Stated task » Print, exactly and completely, every entry in the data.

[Entries taken from a collection]
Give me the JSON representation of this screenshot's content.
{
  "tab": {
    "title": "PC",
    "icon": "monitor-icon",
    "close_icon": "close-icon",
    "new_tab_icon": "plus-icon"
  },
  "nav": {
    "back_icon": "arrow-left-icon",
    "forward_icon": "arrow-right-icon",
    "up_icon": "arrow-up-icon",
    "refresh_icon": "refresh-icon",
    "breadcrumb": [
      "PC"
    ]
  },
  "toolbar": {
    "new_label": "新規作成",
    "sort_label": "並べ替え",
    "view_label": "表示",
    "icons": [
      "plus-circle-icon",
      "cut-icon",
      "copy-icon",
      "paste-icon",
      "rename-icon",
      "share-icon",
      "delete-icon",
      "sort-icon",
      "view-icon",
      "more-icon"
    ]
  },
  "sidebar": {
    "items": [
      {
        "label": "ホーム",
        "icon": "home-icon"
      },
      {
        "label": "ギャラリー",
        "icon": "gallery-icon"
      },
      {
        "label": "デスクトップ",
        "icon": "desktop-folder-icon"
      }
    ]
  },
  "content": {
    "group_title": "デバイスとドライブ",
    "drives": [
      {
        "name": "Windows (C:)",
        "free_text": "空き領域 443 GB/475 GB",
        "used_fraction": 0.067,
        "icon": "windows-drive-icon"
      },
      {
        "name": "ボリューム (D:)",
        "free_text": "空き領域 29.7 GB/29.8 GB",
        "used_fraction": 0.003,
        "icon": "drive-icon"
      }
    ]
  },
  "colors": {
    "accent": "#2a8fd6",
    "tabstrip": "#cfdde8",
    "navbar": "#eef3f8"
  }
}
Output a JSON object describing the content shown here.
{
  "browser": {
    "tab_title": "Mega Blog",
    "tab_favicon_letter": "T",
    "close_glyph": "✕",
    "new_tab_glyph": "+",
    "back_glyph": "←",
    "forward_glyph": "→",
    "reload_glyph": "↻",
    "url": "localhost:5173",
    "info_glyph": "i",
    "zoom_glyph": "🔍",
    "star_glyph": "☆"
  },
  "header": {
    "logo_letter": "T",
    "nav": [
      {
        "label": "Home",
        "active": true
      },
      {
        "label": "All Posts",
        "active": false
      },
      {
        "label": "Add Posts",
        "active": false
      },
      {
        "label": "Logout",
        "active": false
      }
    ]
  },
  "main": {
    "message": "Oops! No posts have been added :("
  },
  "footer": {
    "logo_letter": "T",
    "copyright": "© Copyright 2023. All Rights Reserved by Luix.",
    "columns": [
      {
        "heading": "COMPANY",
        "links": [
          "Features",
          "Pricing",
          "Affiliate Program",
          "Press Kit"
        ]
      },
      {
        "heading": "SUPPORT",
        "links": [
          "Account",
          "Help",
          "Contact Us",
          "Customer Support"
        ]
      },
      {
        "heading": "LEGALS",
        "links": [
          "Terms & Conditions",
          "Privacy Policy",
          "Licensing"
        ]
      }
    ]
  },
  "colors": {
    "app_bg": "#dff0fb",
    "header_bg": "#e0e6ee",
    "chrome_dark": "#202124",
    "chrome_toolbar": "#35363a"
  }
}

Output below »
Give me the JSON representation of this screenshot's content.
{
  "tab": {
    "title": "PC",
    "icon": "monitor-icon",
    "close_icon": "close-icon",
    "new_tab_icon": "plus-icon"
  },
  "nav": {
    "back_icon": "arrow-left-icon",
    "forward_icon": "arrow-right-icon",
    "up_icon": "arrow-up-icon",
    "refresh_icon": "refresh-icon",
    "breadcrumb": [
      "PC"
    ]
  },
  "toolbar": {
    "new_label": "新規作成",
    "sort_label": "並べ替え",
    "view_label": "表示",
    "icons": [
      "plus-circle-icon",
      "cut-icon",
      "copy-icon",
      "paste-icon",
      "rename-icon",
      "share-icon",
      "delete-icon",
      "sort-icon",
      "view-icon",
      "more-icon"
    ]
  },
  "sidebar": {
    "items": [
      {
        "label": "ホーム",
        "icon": "home-icon"
      },
      {
        "label": "ギャラリー",
        "icon": "gallery-icon"
      },
      {
        "label": "デスクトップ",
        "icon": "desktop-folder-icon"
      }
    ]
  },
  "content": {
    "group_title": "デバイスとドライブ",
    "drives": [
      {
        "name": "Windows (C:)",
        "free_text": "空き領域 443 GB/475 GB",
        "used_fraction": 0.067,
        "icon": "windows-drive-icon"
      },
      {
        "name": "ボリューム (D:)",
        "free_text": "空き領域 29.7 GB/29.8 GB",
        "used_fraction": 0.003,
        "icon": "drive-icon"
      }
    ]
  },
  "colors": {
    "accent": "#2a8fd6",
    "tabstrip": "#cfdde8",
    "navbar": "#eef3f8"
  }
}
Output a JSON object describing the content shown here.
{
  "browser": {
    "tab_title": "Mega Blog",
    "tab_favicon_letter": "T",
    "close_glyph": "✕",
    "new_tab_glyph": "+",
    "back_glyph": "←",
    "forward_glyph": "→",
    "reload_glyph": "↻",
    "url": "localhost:5173",
    "info_glyph": "i",
    "zoom_glyph": "🔍",
    "star_glyph": "☆"
  },
  "header": {
    "logo_letter": "T",
    "nav": [
      {
        "label": "Home",
        "active": true
      },
      {
        "label": "All Posts",
        "active": false
      },
      {
        "label": "Add Posts",
        "active": false
      },
      {
        "label": "Logout",
        "active": false
      }
    ]
  },
  "main": {
    "message": "Oops! No posts have been added :("
  },
  "footer": {
    "logo_letter": "T",
    "copyright": "© Copyright 2023. All Rights Reserved by Luix.",
    "columns": [
      {
        "heading": "COMPANY",
        "links": [
          "Features",
          "Pricing",
          "Affiliate Program",
          "Press Kit"
        ]
      },
      {
        "heading": "SUPPORT",
        "links": [
          "Account",
          "Help",
          "Contact Us",
          "Customer Support"
        ]
      },
      {
        "heading": "LEGALS",
        "links": [
          "Terms & Conditions",
          "Privacy Policy",
          "Licensing"
        ]
      }
    ]
  },
  "colors": {
    "app_bg": "#dff0fb",
    "header_bg": "#e0e6ee",
    "chrome_dark": "#202124",
    "chrome_toolbar": "#35363a"
  }
}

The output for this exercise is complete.